> **EXERCISE INSTRUCTIONS**
Exact repetition of every entry is required.

[Source data]

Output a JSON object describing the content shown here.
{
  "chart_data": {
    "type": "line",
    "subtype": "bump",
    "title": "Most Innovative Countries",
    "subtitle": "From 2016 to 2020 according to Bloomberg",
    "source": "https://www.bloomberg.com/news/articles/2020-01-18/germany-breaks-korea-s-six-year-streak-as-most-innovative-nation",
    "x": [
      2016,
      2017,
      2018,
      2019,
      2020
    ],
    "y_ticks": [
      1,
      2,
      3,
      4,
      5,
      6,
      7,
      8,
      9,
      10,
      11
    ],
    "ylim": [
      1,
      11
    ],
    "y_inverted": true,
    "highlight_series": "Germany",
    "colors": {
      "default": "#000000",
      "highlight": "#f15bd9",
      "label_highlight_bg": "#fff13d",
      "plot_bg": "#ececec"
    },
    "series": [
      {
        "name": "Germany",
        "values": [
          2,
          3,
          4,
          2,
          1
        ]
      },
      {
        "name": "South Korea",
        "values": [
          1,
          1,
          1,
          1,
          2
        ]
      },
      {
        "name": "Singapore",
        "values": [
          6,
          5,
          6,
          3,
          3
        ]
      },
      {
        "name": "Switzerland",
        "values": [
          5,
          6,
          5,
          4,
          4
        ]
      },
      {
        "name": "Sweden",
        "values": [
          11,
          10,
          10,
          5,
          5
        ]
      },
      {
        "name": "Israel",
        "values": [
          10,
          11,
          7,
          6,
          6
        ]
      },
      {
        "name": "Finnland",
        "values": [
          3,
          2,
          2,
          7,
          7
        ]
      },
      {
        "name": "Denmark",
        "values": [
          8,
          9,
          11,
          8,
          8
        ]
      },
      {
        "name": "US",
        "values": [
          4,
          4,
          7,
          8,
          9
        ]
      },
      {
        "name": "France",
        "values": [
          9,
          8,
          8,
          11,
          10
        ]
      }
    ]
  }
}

> **RESPONSE FOR THIS EXERCISE**
Output a JSON object describing the content shown here.
{
  "chart_data": {
    "type": "line",
    "subtype": "bump",
    "title": "Most Innovative Countries",
    "subtitle": "From 2016 to 2020 according to Bloomberg",
    "source": "https://www.bloomberg.com/news/articles/2020-01-18/germany-breaks-korea-s-six-year-streak-as-most-innovative-nation",
    "x": [
      2016,
      2017,
      2018,
      2019,
      2020
    ],
    "y_ticks": [
      1,
      2,
      3,
      4,
      5,
      6,
      7,
      8,
      9,
      10,
      11
    ],
    "ylim": [
      1,
      11
    ],
    "y_inverted": true,
    "highlight_series": "Germany",
    "colors": {
      "default": "#000000",
      "highlight": "#f15bd9",
      "label_highlight_bg": "#fff13d",
      "plot_bg": "#ececec"
    },
    "series": [
      {
        "name": "Germany",
        "values": [
          2,
          3,
          4,
          2,
          1
        ]
      },
      {
        "name": "South Korea",
        "values": [
          1,
          1,
          1,
          1,
          2
        ]
      },
      {
        "name": "Singapore",
        "values": [
          6,
          5,
          6,
          3,
          3
        ]
      },
      {
        "name": "Switzerland",
        "values": [
          5,
          6,
          5,
          4,
          4
        ]
      },
      {
        "name": "Sweden",
        "values": [
          11,
          10,
          10,
          5,
          5
        ]
      },
      {
        "name": "Israel",
        "values": [
          10,
          11,
          7,
          6,
          6
        ]
      },
      {
        "name": "Finnland",
        "values": [
          3,
          2,
          2,
          7,
          7
        ]
      },
      {
        "name": "Denmark",
        "values": [
          8,
          9,
          11,
          8,
          8
        ]
      },
      {
        "name": "US",
        "values": [
          4,
          4,
          7,
          8,
          9
        ]
      },
      {
        "name": "France",
        "values": [
          9,
          8,
          8,
          11,
          10
        ]
      }
    ]
  }
}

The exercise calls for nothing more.